● TASK INSTRUCTIONS
Without including any images, repeat the data exactly.

● LISTED ENTRIES

....

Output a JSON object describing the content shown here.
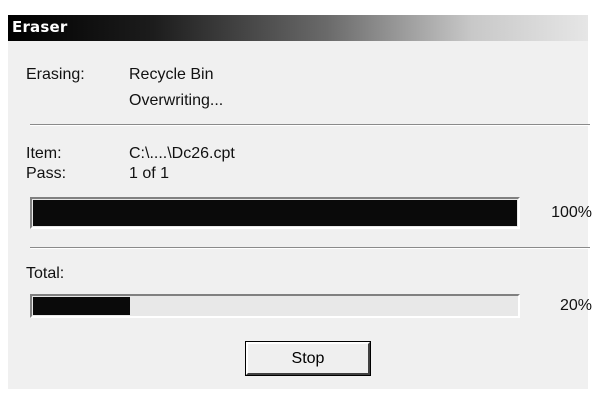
{
  "window": {
    "title": "Eraser"
  },
  "erasing": {
    "label": "Erasing:",
    "target": "Recycle Bin",
    "status": "Overwriting..."
  },
  "item": {
    "label": "Item:",
    "value": "C:\\....\\Dc26.cpt"
  },
  "pass": {
    "label": "Pass:",
    "value": "1 of 1"
  },
  "item_progress": {
    "percent_text": "100%",
    "fraction": 1.0
  },
  "total": {
    "label": "Total:",
    "percent_text": "20%",
    "fraction": 0.2
  },
  "buttons": {
    "stop_label": "Stop"
  },
  "colors": {
    "progress_fill": "#0a0a0a",
    "titlebar_start": "#000000",
    "titlebar_end": "#e6e6e6"
  }
}
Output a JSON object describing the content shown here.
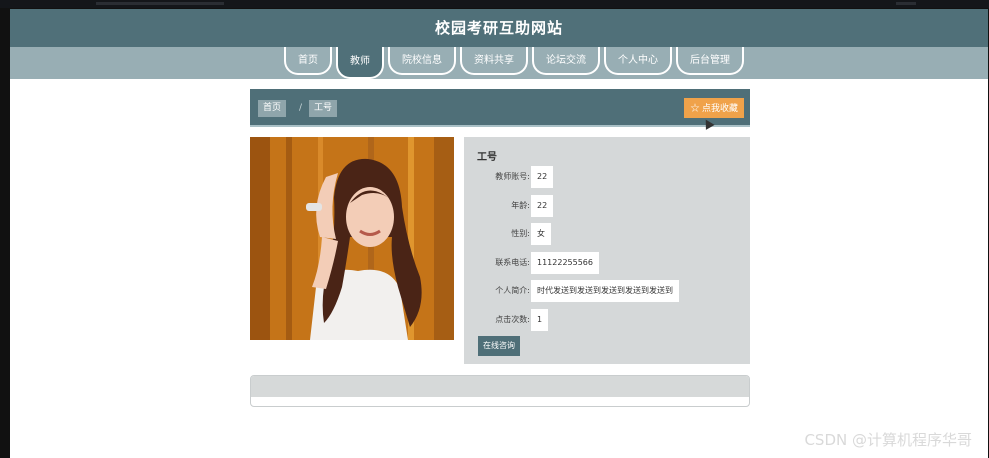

....

● FULL SOLUTION
Output a JSON object describing the content shown here.
{
  "window": {
    "title": "Eraser"
  },
  "erasing": {
    "label": "Erasing:",
    "target": "Recycle Bin",
    "status": "Overwriting..."
  },
  "item": {
    "label": "Item:",
    "value": "C:\\....\\Dc26.cpt"
  },
  "pass": {
    "label": "Pass:",
    "value": "1 of 1"
  },
  "item_progress": {
    "percent_text": "100%",
    "fraction": 1.0
  },
  "total": {
    "label": "Total:",
    "percent_text": "20%",
    "fraction": 0.2
  },
  "buttons": {
    "stop_label": "Stop"
  },
  "colors": {
    "progress_fill": "#0a0a0a",
    "titlebar_start": "#000000",
    "titlebar_end": "#e6e6e6"
  }
}
Output a JSON object describing the content shown here.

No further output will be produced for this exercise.